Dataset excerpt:

************

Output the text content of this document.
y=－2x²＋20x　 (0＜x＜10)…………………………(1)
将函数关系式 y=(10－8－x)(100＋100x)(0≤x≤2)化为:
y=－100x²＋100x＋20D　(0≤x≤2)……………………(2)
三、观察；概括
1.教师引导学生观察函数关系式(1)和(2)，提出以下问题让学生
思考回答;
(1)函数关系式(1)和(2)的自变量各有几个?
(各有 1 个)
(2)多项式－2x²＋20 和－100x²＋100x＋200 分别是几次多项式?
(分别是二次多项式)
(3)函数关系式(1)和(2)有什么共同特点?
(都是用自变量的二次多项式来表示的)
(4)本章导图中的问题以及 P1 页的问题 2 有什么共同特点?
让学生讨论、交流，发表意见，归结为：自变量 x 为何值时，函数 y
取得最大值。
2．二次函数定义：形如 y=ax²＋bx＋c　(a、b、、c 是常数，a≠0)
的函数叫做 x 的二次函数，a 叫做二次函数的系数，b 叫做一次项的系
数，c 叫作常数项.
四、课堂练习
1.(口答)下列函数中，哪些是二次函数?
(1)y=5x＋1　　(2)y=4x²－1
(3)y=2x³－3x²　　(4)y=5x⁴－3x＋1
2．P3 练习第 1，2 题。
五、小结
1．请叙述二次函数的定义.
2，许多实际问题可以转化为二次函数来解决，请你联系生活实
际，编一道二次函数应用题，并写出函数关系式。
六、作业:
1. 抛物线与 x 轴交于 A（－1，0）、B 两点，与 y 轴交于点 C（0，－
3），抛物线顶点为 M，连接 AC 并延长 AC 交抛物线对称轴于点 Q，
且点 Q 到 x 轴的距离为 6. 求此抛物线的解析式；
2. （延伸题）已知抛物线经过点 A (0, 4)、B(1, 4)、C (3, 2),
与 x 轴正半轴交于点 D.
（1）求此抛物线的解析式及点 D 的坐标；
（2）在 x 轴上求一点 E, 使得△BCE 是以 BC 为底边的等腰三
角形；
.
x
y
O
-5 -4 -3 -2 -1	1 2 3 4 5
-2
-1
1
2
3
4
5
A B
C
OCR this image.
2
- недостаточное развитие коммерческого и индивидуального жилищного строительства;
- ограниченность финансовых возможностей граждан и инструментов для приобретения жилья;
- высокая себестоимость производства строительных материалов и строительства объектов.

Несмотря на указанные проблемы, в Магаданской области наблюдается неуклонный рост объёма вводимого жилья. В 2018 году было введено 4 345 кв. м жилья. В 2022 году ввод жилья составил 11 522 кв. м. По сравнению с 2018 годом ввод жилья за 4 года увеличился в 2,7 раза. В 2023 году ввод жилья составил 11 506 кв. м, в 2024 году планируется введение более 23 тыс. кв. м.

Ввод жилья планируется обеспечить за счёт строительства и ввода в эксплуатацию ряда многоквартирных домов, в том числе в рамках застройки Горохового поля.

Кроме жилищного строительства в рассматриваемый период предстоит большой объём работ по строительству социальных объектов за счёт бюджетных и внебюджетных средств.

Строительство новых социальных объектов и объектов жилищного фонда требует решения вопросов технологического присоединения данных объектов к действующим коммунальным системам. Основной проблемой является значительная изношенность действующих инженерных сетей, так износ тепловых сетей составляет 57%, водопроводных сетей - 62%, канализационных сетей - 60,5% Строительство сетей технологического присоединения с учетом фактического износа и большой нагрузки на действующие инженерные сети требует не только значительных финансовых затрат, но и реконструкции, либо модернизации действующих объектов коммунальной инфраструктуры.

************

Your objective = Reproduce the material precisely, including every line.

Result =
Output the text content of this document.
y=－2x²＋20x　 (0＜x＜10)…………………………(1)
将函数关系式 y=(10－8－x)(100＋100x)(0≤x≤2)化为:
y=－100x²＋100x＋20D　(0≤x≤2)……………………(2)
三、观察；概括
1.教师引导学生观察函数关系式(1)和(2)，提出以下问题让学生
思考回答;
(1)函数关系式(1)和(2)的自变量各有几个?
(各有 1 个)
(2)多项式－2x²＋20 和－100x²＋100x＋200 分别是几次多项式?
(分别是二次多项式)
(3)函数关系式(1)和(2)有什么共同特点?
(都是用自变量的二次多项式来表示的)
(4)本章导图中的问题以及 P1 页的问题 2 有什么共同特点?
让学生讨论、交流，发表意见，归结为：自变量 x 为何值时，函数 y
取得最大值。
2．二次函数定义：形如 y=ax²＋bx＋c　(a、b、、c 是常数，a≠0)
的函数叫做 x 的二次函数，a 叫做二次函数的系数，b 叫做一次项的系
数，c 叫作常数项.
四、课堂练习
1.(口答)下列函数中，哪些是二次函数?
(1)y=5x＋1　　(2)y=4x²－1
(3)y=2x³－3x²　　(4)y=5x⁴－3x＋1
2．P3 练习第 1，2 题。
五、小结
1．请叙述二次函数的定义.
2，许多实际问题可以转化为二次函数来解决，请你联系生活实
际，编一道二次函数应用题，并写出函数关系式。
六、作业:
1. 抛物线与 x 轴交于 A（－1，0）、B 两点，与 y 轴交于点 C（0，－
3），抛物线顶点为 M，连接 AC 并延长 AC 交抛物线对称轴于点 Q，
且点 Q 到 x 轴的距离为 6. 求此抛物线的解析式；
2. （延伸题）已知抛物线经过点 A (0, 4)、B(1, 4)、C (3, 2),
与 x 轴正半轴交于点 D.
（1）求此抛物线的解析式及点 D 的坐标；
（2）在 x 轴上求一点 E, 使得△BCE 是以 BC 为底边的等腰三
角形；
.
x
y
O
-5 -4 -3 -2 -1	1 2 3 4 5
-2
-1
1
2
3
4
5
A B
C
OCR this image.
2
- недостаточное развитие коммерческого и индивидуального жилищного строительства;
- ограниченность финансовых возможностей граждан и инструментов для приобретения жилья;
- высокая себестоимость производства строительных материалов и строительства объектов.

Несмотря на указанные проблемы, в Магаданской области наблюдается неуклонный рост объёма вводимого жилья. В 2018 году было введено 4 345 кв. м жилья. В 2022 году ввод жилья составил 11 522 кв. м. По сравнению с 2018 годом ввод жилья за 4 года увеличился в 2,7 раза. В 2023 году ввод жилья составил 11 506 кв. м, в 2024 году планируется введение более 23 тыс. кв. м.

Ввод жилья планируется обеспечить за счёт строительства и ввода в эксплуатацию ряда многоквартирных домов, в том числе в рамках застройки Горохового поля.

Кроме жилищного строительства в рассматриваемый период предстоит большой объём работ по строительству социальных объектов за счёт бюджетных и внебюджетных средств.

Строительство новых социальных объектов и объектов жилищного фонда требует решения вопросов технологического присоединения данных объектов к действующим коммунальным системам. Основной проблемой является значительная изношенность действующих инженерных сетей, так износ тепловых сетей составляет 57%, водопроводных сетей - 62%, канализационных сетей - 60,5% Строительство сетей технологического присоединения с учетом фактического износа и большой нагрузки на действующие инженерные сети требует не только значительных финансовых затрат, но и реконструкции, либо модернизации действующих объектов коммунальной инфраструктуры.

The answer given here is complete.